begin
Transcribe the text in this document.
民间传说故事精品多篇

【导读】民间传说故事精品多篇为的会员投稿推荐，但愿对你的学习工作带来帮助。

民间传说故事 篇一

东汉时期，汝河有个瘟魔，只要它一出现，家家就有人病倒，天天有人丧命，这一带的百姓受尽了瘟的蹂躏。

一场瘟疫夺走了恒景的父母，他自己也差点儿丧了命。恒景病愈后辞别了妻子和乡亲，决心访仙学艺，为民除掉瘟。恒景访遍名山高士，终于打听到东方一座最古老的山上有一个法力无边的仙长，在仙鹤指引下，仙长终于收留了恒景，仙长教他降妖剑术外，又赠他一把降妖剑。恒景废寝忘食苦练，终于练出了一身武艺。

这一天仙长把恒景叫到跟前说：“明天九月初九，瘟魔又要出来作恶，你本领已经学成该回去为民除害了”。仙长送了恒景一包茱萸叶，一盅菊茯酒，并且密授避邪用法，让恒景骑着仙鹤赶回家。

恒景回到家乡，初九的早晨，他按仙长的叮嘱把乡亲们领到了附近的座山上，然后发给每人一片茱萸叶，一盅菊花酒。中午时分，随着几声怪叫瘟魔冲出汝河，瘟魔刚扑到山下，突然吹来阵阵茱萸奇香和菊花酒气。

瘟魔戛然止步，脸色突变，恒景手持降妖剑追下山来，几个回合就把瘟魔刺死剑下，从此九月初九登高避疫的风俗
end
→ **EXERCISE**
The lines above should be duplicated exactly.

→ **RESULT OF THIS TASK**
Transcribe the text in this document.
民间传说故事精品多篇

【导读】民间传说故事精品多篇为的会员投稿推荐，但愿对你的学习工作带来帮助。

民间传说故事 篇一

东汉时期，汝河有个瘟魔，只要它一出现，家家就有人病倒，天天有人丧命，这一带的百姓受尽了瘟的蹂躏。

一场瘟疫夺走了恒景的父母，他自己也差点儿丧了命。恒景病愈后辞别了妻子和乡亲，决心访仙学艺，为民除掉瘟。恒景访遍名山高士，终于打听到东方一座最古老的山上有一个法力无边的仙长，在仙鹤指引下，仙长终于收留了恒景，仙长教他降妖剑术外，又赠他一把降妖剑。恒景废寝忘食苦练，终于练出了一身武艺。

这一天仙长把恒景叫到跟前说：“明天九月初九，瘟魔又要出来作恶，你本领已经学成该回去为民除害了”。仙长送了恒景一包茱萸叶，一盅菊茯酒，并且密授避邪用法，让恒景骑着仙鹤赶回家。

恒景回到家乡，初九的早晨，他按仙长的叮嘱把乡亲们领到了附近的座山上，然后发给每人一片茱萸叶，一盅菊花酒。中午时分，随着几声怪叫瘟魔冲出汝河，瘟魔刚扑到山下，突然吹来阵阵茱萸奇香和菊花酒气。

瘟魔戛然止步，脸色突变，恒景手持降妖剑追下山来，几个回合就把瘟魔刺死剑下，从此九月初九登高避疫的风俗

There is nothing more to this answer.